= Records for processing =
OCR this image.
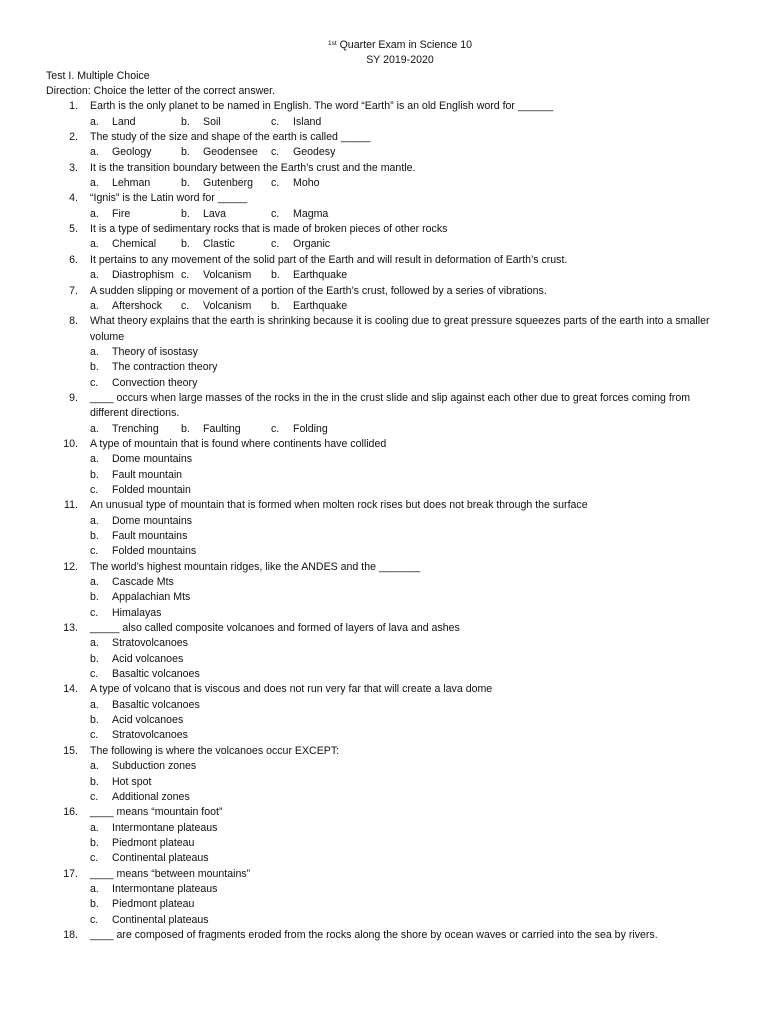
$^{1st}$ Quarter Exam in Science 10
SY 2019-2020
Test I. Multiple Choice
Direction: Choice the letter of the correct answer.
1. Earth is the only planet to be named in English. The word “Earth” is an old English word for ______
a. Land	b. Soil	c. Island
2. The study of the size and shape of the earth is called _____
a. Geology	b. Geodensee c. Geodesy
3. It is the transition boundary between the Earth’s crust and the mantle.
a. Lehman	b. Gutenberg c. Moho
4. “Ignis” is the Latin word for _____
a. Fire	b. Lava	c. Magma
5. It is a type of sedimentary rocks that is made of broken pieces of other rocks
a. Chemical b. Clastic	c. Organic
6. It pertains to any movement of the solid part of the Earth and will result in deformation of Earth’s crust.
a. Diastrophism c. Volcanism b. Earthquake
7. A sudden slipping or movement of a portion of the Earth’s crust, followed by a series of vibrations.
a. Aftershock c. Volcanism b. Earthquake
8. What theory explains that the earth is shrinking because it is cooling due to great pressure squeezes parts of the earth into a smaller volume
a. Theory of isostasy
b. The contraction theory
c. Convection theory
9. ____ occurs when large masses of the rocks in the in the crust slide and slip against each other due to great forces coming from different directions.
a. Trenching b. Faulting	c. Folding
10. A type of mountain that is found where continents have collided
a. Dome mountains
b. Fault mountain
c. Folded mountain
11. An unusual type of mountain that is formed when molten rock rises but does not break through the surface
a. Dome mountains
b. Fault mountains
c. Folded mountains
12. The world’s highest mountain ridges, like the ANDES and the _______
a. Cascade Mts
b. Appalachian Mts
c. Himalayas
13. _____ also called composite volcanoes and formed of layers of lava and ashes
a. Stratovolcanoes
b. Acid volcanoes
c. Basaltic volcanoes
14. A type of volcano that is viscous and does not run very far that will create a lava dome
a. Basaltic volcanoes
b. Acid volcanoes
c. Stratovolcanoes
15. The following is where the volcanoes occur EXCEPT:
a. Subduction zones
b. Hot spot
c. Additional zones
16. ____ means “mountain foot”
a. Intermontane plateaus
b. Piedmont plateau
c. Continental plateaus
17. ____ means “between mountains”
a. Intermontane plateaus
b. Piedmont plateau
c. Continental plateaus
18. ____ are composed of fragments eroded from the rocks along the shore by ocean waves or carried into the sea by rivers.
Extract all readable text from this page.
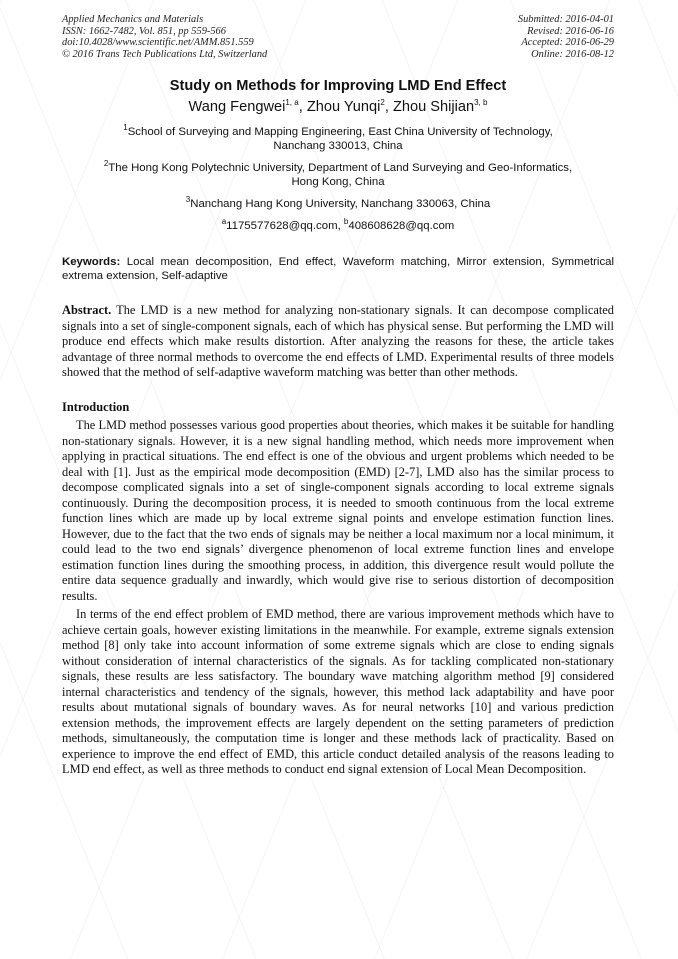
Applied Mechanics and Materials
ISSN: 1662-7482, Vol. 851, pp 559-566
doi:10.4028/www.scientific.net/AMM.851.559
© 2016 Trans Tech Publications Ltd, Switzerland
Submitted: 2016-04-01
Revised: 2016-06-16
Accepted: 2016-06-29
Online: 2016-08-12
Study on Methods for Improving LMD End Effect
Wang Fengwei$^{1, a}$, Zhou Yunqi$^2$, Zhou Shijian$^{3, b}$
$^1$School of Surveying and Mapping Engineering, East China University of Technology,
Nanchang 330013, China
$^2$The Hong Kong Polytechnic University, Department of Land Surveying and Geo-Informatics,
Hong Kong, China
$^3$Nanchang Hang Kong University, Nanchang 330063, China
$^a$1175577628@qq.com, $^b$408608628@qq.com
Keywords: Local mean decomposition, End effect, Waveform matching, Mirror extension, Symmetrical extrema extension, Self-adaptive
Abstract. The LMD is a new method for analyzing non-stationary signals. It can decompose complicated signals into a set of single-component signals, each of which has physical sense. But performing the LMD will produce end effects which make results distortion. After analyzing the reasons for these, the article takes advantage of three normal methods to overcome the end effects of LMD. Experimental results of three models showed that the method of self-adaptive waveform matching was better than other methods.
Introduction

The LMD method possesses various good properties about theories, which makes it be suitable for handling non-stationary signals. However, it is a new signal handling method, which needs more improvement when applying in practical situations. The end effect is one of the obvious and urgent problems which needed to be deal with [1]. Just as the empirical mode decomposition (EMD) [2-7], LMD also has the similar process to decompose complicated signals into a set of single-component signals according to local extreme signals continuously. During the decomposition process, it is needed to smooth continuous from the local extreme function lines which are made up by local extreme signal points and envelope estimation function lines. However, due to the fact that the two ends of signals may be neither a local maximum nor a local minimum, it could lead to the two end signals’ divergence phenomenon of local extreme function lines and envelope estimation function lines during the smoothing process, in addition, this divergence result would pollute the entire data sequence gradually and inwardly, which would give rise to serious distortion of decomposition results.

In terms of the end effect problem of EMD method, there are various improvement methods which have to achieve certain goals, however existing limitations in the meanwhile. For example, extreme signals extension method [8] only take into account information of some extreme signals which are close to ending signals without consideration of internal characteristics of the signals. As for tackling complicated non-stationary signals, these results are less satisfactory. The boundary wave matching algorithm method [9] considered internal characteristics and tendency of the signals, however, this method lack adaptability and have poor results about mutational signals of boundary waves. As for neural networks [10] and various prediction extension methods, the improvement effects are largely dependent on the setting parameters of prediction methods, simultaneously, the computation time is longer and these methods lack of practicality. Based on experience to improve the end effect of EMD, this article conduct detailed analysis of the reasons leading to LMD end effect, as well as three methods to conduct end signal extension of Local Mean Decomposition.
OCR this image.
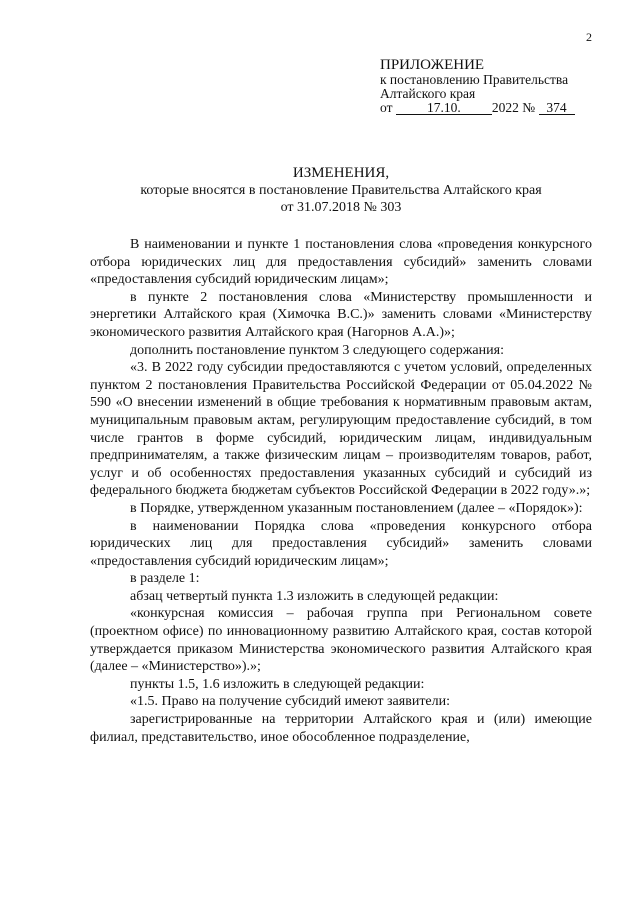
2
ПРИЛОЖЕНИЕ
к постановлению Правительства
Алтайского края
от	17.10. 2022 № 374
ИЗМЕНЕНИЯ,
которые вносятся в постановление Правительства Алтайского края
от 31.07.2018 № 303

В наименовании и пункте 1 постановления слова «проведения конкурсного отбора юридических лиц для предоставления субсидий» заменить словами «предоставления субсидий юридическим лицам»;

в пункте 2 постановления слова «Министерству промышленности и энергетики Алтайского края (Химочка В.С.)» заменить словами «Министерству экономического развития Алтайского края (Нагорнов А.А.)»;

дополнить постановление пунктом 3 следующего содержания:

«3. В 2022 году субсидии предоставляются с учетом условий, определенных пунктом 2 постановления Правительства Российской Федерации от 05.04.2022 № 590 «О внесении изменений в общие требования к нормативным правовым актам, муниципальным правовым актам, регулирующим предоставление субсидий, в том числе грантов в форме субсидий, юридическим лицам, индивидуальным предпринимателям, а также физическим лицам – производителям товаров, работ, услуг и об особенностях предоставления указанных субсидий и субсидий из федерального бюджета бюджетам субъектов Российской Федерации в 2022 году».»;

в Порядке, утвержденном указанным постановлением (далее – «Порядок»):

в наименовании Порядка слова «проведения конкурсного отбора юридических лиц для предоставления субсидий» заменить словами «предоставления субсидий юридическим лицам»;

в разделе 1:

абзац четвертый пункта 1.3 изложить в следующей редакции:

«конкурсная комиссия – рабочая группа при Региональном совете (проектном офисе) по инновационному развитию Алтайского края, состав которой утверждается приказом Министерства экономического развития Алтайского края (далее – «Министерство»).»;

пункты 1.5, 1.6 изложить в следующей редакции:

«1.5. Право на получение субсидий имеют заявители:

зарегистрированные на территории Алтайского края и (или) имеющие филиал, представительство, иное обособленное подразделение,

= What to do =
A faithful copy of the records above is needed, with the pictures left out.

= The result =
OCR this image.
$^{1st}$ Quarter Exam in Science 10
SY 2019-2020
Test I. Multiple Choice
Direction: Choice the letter of the correct answer.
1. Earth is the only planet to be named in English. The word “Earth” is an old English word for ______
a. Land	b. Soil	c. Island
2. The study of the size and shape of the earth is called _____
a. Geology	b. Geodensee c. Geodesy
3. It is the transition boundary between the Earth’s crust and the mantle.
a. Lehman	b. Gutenberg c. Moho
4. “Ignis” is the Latin word for _____
a. Fire	b. Lava	c. Magma
5. It is a type of sedimentary rocks that is made of broken pieces of other rocks
a. Chemical b. Clastic	c. Organic
6. It pertains to any movement of the solid part of the Earth and will result in deformation of Earth’s crust.
a. Diastrophism c. Volcanism b. Earthquake
7. A sudden slipping or movement of a portion of the Earth’s crust, followed by a series of vibrations.
a. Aftershock c. Volcanism b. Earthquake
8. What theory explains that the earth is shrinking because it is cooling due to great pressure squeezes parts of the earth into a smaller volume
a. Theory of isostasy
b. The contraction theory
c. Convection theory
9. ____ occurs when large masses of the rocks in the in the crust slide and slip against each other due to great forces coming from different directions.
a. Trenching b. Faulting	c. Folding
10. A type of mountain that is found where continents have collided
a. Dome mountains
b. Fault mountain
c. Folded mountain
11. An unusual type of mountain that is formed when molten rock rises but does not break through the surface
a. Dome mountains
b. Fault mountains
c. Folded mountains
12. The world’s highest mountain ridges, like the ANDES and the _______
a. Cascade Mts
b. Appalachian Mts
c. Himalayas
13. _____ also called composite volcanoes and formed of layers of lava and ashes
a. Stratovolcanoes
b. Acid volcanoes
c. Basaltic volcanoes
14. A type of volcano that is viscous and does not run very far that will create a lava dome
a. Basaltic volcanoes
b. Acid volcanoes
c. Stratovolcanoes
15. The following is where the volcanoes occur EXCEPT:
a. Subduction zones
b. Hot spot
c. Additional zones
16. ____ means “mountain foot”
a. Intermontane plateaus
b. Piedmont plateau
c. Continental plateaus
17. ____ means “between mountains”
a. Intermontane plateaus
b. Piedmont plateau
c. Continental plateaus
18. ____ are composed of fragments eroded from the rocks along the shore by ocean waves or carried into the sea by rivers.
Extract all readable text from this page.
Applied Mechanics and Materials
ISSN: 1662-7482, Vol. 851, pp 559-566
doi:10.4028/www.scientific.net/AMM.851.559
© 2016 Trans Tech Publications Ltd, Switzerland
Submitted: 2016-04-01
Revised: 2016-06-16
Accepted: 2016-06-29
Online: 2016-08-12
Study on Methods for Improving LMD End Effect
Wang Fengwei$^{1, a}$, Zhou Yunqi$^2$, Zhou Shijian$^{3, b}$
$^1$School of Surveying and Mapping Engineering, East China University of Technology,
Nanchang 330013, China
$^2$The Hong Kong Polytechnic University, Department of Land Surveying and Geo-Informatics,
Hong Kong, China
$^3$Nanchang Hang Kong University, Nanchang 330063, China
$^a$1175577628@qq.com, $^b$408608628@qq.com
Keywords: Local mean decomposition, End effect, Waveform matching, Mirror extension, Symmetrical extrema extension, Self-adaptive
Abstract. The LMD is a new method for analyzing non-stationary signals. It can decompose complicated signals into a set of single-component signals, each of which has physical sense. But performing the LMD will produce end effects which make results distortion. After analyzing the reasons for these, the article takes advantage of three normal methods to overcome the end effects of LMD. Experimental results of three models showed that the method of self-adaptive waveform matching was better than other methods.
Introduction

The LMD method possesses various good properties about theories, which makes it be suitable for handling non-stationary signals. However, it is a new signal handling method, which needs more improvement when applying in practical situations. The end effect is one of the obvious and urgent problems which needed to be deal with [1]. Just as the empirical mode decomposition (EMD) [2-7], LMD also has the similar process to decompose complicated signals into a set of single-component signals according to local extreme signals continuously. During the decomposition process, it is needed to smooth continuous from the local extreme function lines which are made up by local extreme signal points and envelope estimation function lines. However, due to the fact that the two ends of signals may be neither a local maximum nor a local minimum, it could lead to the two end signals’ divergence phenomenon of local extreme function lines and envelope estimation function lines during the smoothing process, in addition, this divergence result would pollute the entire data sequence gradually and inwardly, which would give rise to serious distortion of decomposition results.

In terms of the end effect problem of EMD method, there are various improvement methods which have to achieve certain goals, however existing limitations in the meanwhile. For example, extreme signals extension method [8] only take into account information of some extreme signals which are close to ending signals without consideration of internal characteristics of the signals. As for tackling complicated non-stationary signals, these results are less satisfactory. The boundary wave matching algorithm method [9] considered internal characteristics and tendency of the signals, however, this method lack adaptability and have poor results about mutational signals of boundary waves. As for neural networks [10] and various prediction extension methods, the improvement effects are largely dependent on the setting parameters of prediction methods, simultaneously, the computation time is longer and these methods lack of practicality. Based on experience to improve the end effect of EMD, this article conduct detailed analysis of the reasons leading to LMD end effect, as well as three methods to conduct end signal extension of Local Mean Decomposition.
OCR this image.
2
ПРИЛОЖЕНИЕ
к постановлению Правительства
Алтайского края
от	17.10. 2022 № 374
ИЗМЕНЕНИЯ,
которые вносятся в постановление Правительства Алтайского края
от 31.07.2018 № 303

В наименовании и пункте 1 постановления слова «проведения конкурсного отбора юридических лиц для предоставления субсидий» заменить словами «предоставления субсидий юридическим лицам»;

в пункте 2 постановления слова «Министерству промышленности и энергетики Алтайского края (Химочка В.С.)» заменить словами «Министерству экономического развития Алтайского края (Нагорнов А.А.)»;

дополнить постановление пунктом 3 следующего содержания:

«3. В 2022 году субсидии предоставляются с учетом условий, определенных пунктом 2 постановления Правительства Российской Федерации от 05.04.2022 № 590 «О внесении изменений в общие требования к нормативным правовым актам, муниципальным правовым актам, регулирующим предоставление субсидий, в том числе грантов в форме субсидий, юридическим лицам, индивидуальным предпринимателям, а также физическим лицам – производителям товаров, работ, услуг и об особенностях предоставления указанных субсидий и субсидий из федерального бюджета бюджетам субъектов Российской Федерации в 2022 году».»;

в Порядке, утвержденном указанным постановлением (далее – «Порядок»):

в наименовании Порядка слова «проведения конкурсного отбора юридических лиц для предоставления субсидий» заменить словами «предоставления субсидий юридическим лицам»;

в разделе 1:

абзац четвертый пункта 1.3 изложить в следующей редакции:

«конкурсная комиссия – рабочая группа при Региональном совете (проектном офисе) по инновационному развитию Алтайского края, состав которой утверждается приказом Министерства экономического развития Алтайского края (далее – «Министерство»).»;

пункты 1.5, 1.6 изложить в следующей редакции:

«1.5. Право на получение субсидий имеют заявители:

зарегистрированные на территории Алтайского края и (или) имеющие филиал, представительство, иное обособленное подразделение,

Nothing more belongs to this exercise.